Stored records

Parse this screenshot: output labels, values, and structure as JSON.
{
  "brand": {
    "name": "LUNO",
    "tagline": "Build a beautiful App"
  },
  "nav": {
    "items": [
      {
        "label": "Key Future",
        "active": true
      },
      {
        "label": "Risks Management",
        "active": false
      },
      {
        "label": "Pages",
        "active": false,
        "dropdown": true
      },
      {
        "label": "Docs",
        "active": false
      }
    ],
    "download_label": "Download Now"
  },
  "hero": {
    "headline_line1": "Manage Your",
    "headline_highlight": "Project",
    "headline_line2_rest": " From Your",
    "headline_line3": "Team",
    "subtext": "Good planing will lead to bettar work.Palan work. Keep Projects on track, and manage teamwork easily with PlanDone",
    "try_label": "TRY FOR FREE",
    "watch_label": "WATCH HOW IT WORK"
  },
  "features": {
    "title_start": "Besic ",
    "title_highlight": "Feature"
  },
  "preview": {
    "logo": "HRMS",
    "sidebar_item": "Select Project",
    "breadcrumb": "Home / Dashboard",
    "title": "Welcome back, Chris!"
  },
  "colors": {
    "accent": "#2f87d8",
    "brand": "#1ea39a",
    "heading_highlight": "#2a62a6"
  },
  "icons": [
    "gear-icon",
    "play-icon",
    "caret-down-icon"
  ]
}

▸ **Work instructions**:
All the entries above need to be reproduced exactly.

▸ **Right answer**:
Parse this screenshot: output labels, values, and structure as JSON.
{
  "brand": {
    "name": "LUNO",
    "tagline": "Build a beautiful App"
  },
  "nav": {
    "items": [
      {
        "label": "Key Future",
        "active": true
      },
      {
        "label": "Risks Management",
        "active": false
      },
      {
        "label": "Pages",
        "active": false,
        "dropdown": true
      },
      {
        "label": "Docs",
        "active": false
      }
    ],
    "download_label": "Download Now"
  },
  "hero": {
    "headline_line1": "Manage Your",
    "headline_highlight": "Project",
    "headline_line2_rest": " From Your",
    "headline_line3": "Team",
    "subtext": "Good planing will lead to bettar work.Palan work. Keep Projects on track, and manage teamwork easily with PlanDone",
    "try_label": "TRY FOR FREE",
    "watch_label": "WATCH HOW IT WORK"
  },
  "features": {
    "title_start": "Besic ",
    "title_highlight": "Feature"
  },
  "preview": {
    "logo": "HRMS",
    "sidebar_item": "Select Project",
    "breadcrumb": "Home / Dashboard",
    "title": "Welcome back, Chris!"
  },
  "colors": {
    "accent": "#2f87d8",
    "brand": "#1ea39a",
    "heading_highlight": "#2a62a6"
  },
  "icons": [
    "gear-icon",
    "play-icon",
    "caret-down-icon"
  ]
}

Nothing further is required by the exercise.